# Problem details
Using the data below, gather each line that includes the word "August".

[Excerpt from a dataset]

★ ★ ★

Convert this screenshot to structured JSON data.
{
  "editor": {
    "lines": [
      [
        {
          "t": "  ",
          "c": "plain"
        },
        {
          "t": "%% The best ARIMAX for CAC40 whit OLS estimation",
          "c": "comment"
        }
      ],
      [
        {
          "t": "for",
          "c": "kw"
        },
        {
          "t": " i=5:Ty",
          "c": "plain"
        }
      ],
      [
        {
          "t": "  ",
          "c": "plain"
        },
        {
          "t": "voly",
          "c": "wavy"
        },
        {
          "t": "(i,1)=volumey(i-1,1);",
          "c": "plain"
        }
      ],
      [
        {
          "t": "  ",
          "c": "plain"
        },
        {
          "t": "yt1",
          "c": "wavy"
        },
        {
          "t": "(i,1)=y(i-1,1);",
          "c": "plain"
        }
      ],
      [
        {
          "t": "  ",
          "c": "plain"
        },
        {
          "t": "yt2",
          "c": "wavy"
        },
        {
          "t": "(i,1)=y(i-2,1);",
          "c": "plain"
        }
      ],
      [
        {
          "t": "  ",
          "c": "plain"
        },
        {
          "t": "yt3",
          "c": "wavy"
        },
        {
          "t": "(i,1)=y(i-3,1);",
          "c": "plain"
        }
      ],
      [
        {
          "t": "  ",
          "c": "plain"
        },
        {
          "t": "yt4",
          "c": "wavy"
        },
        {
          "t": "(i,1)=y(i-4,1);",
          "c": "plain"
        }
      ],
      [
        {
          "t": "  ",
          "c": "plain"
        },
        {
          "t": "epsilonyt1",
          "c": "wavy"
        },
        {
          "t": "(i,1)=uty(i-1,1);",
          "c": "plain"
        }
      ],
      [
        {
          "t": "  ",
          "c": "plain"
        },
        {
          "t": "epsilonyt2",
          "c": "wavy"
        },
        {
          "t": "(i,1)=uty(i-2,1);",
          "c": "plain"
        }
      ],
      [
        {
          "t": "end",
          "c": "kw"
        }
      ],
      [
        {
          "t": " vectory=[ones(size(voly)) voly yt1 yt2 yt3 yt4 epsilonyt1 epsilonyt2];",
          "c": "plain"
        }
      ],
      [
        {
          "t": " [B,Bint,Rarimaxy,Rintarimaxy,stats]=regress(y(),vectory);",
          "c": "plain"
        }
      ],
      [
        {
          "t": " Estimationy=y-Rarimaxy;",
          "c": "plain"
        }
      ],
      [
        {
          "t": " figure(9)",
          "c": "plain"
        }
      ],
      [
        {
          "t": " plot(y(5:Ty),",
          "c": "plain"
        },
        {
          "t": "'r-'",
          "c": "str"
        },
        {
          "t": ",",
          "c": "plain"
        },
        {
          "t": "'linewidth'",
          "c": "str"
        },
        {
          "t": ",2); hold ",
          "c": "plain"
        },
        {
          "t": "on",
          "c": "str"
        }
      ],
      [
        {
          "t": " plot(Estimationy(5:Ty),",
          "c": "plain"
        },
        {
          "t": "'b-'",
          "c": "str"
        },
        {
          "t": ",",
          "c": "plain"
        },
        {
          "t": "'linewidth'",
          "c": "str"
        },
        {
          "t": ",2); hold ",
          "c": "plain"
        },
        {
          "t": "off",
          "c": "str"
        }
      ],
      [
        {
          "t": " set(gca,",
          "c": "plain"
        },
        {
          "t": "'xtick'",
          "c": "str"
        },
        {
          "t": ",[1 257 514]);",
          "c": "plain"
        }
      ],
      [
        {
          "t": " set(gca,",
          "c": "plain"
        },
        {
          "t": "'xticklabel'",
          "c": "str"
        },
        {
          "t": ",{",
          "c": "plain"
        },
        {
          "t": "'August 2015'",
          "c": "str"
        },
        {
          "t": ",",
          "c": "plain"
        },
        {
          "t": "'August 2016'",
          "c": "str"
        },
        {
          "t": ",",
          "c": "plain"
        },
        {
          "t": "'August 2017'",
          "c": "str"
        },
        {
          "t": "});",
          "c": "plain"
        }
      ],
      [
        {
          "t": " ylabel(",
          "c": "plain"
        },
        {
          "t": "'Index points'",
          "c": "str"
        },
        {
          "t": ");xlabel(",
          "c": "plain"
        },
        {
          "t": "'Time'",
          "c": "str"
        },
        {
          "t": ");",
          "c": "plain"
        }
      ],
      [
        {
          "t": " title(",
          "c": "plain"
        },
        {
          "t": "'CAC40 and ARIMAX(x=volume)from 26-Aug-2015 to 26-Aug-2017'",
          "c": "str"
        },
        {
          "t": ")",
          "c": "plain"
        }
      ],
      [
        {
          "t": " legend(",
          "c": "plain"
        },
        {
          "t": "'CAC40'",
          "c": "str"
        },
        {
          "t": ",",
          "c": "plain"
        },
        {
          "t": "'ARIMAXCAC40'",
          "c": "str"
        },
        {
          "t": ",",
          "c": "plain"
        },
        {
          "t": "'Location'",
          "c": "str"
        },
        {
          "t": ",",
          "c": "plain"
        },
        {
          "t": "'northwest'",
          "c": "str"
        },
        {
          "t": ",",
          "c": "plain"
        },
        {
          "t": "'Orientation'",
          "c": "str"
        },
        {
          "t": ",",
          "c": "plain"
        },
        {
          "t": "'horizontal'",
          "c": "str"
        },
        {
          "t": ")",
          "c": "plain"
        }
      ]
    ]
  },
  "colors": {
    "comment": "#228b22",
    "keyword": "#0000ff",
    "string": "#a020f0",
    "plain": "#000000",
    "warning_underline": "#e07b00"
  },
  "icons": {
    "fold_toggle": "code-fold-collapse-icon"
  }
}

★ ★ ★

# Expected answer
          "t": "'August 2015'",
          "t": "'August 2016'",
          "t": "'August 2017'",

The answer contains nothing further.